--- Goal of the exercise ---
Sort through the entries below and pull out lines containing the word "månad".

— Begin Rows —

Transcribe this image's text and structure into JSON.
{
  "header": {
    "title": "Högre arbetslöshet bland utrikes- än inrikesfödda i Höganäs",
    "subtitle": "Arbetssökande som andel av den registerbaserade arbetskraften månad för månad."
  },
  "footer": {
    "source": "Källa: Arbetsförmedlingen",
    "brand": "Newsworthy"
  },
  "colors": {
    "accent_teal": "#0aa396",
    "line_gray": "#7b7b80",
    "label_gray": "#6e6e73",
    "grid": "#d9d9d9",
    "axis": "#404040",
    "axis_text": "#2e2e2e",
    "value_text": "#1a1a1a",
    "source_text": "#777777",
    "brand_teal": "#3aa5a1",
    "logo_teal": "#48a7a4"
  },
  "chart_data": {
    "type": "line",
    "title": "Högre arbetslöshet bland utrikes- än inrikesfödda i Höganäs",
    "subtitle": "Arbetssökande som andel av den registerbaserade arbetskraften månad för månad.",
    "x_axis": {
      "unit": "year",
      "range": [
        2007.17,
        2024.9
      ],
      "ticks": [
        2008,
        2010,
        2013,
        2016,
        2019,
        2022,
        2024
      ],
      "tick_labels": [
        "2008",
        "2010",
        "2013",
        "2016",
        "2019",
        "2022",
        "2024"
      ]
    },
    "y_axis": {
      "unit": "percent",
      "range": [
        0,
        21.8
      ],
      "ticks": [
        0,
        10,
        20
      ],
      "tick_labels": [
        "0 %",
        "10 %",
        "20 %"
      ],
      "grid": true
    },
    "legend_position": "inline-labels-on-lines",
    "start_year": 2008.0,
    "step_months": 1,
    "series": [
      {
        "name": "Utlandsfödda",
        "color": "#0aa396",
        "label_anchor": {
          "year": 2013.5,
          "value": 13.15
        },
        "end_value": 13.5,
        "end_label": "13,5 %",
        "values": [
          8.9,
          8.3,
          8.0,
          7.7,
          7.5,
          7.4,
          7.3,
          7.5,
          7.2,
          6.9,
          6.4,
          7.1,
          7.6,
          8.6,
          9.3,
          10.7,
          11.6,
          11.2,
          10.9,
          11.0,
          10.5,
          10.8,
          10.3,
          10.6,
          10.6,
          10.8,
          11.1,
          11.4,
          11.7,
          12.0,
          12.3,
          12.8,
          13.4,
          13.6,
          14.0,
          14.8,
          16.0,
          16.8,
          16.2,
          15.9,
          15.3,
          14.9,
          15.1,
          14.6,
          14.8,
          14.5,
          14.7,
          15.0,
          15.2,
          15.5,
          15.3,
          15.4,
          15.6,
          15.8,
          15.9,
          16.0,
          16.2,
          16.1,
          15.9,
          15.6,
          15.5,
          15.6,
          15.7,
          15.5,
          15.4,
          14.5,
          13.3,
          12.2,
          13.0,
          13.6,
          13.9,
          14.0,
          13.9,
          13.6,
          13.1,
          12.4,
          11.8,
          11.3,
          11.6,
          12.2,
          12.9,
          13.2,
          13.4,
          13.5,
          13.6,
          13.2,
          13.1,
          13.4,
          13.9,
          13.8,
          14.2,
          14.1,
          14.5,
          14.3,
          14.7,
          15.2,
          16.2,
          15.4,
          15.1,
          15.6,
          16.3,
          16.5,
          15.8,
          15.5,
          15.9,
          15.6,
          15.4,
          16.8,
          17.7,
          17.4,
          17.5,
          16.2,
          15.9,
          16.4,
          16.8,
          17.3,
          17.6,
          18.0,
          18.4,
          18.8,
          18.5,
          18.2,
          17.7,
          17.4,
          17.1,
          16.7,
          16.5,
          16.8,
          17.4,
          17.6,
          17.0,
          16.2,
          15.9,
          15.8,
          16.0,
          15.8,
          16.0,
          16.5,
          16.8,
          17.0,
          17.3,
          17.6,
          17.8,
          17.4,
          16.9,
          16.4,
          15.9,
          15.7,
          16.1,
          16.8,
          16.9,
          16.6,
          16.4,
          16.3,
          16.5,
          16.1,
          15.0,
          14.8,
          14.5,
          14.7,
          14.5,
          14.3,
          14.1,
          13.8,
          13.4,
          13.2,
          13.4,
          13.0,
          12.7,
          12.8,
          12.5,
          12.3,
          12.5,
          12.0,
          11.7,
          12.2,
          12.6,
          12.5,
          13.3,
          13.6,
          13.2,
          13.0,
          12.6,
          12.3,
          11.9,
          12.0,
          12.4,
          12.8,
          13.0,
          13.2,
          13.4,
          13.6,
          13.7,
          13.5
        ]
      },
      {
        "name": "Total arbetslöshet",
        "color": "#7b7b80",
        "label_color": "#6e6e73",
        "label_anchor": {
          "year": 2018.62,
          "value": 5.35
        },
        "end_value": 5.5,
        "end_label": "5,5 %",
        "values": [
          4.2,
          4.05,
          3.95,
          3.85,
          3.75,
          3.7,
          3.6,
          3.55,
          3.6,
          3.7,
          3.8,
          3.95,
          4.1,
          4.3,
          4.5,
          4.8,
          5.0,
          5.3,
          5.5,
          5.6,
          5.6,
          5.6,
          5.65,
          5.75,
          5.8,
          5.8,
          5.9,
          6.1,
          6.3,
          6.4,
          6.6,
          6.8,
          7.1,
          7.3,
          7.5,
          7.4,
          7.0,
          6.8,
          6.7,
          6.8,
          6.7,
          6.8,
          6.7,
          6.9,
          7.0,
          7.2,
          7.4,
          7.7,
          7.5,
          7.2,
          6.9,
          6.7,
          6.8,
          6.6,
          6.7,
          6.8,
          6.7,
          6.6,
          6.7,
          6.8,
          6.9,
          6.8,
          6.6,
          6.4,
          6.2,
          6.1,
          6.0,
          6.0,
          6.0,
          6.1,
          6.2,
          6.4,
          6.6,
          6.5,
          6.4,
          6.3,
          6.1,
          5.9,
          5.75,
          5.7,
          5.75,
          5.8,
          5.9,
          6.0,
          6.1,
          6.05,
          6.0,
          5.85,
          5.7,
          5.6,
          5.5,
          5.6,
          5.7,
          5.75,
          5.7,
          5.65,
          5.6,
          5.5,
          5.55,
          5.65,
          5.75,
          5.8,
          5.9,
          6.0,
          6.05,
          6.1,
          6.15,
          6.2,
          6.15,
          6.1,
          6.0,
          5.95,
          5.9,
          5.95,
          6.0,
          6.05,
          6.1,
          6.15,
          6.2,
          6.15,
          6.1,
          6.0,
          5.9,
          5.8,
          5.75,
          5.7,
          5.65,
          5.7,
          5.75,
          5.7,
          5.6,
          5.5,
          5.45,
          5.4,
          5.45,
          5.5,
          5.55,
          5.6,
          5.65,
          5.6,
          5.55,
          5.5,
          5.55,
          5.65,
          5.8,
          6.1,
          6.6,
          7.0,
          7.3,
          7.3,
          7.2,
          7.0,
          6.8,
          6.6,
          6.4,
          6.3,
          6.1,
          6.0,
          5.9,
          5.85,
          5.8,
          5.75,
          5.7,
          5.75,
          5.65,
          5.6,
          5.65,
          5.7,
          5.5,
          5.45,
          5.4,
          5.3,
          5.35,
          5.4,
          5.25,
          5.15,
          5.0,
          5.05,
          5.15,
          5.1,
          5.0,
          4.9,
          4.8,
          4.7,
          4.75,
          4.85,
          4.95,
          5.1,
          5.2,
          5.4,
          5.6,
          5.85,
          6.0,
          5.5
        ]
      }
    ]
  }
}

— End Rows —

--- Output for this task ---
    "subtitle": "Arbetssökande som andel av den registerbaserade arbetskraften månad för månad."
    "subtitle": "Arbetssökande som andel av den registerbaserade arbetskraften månad för månad.",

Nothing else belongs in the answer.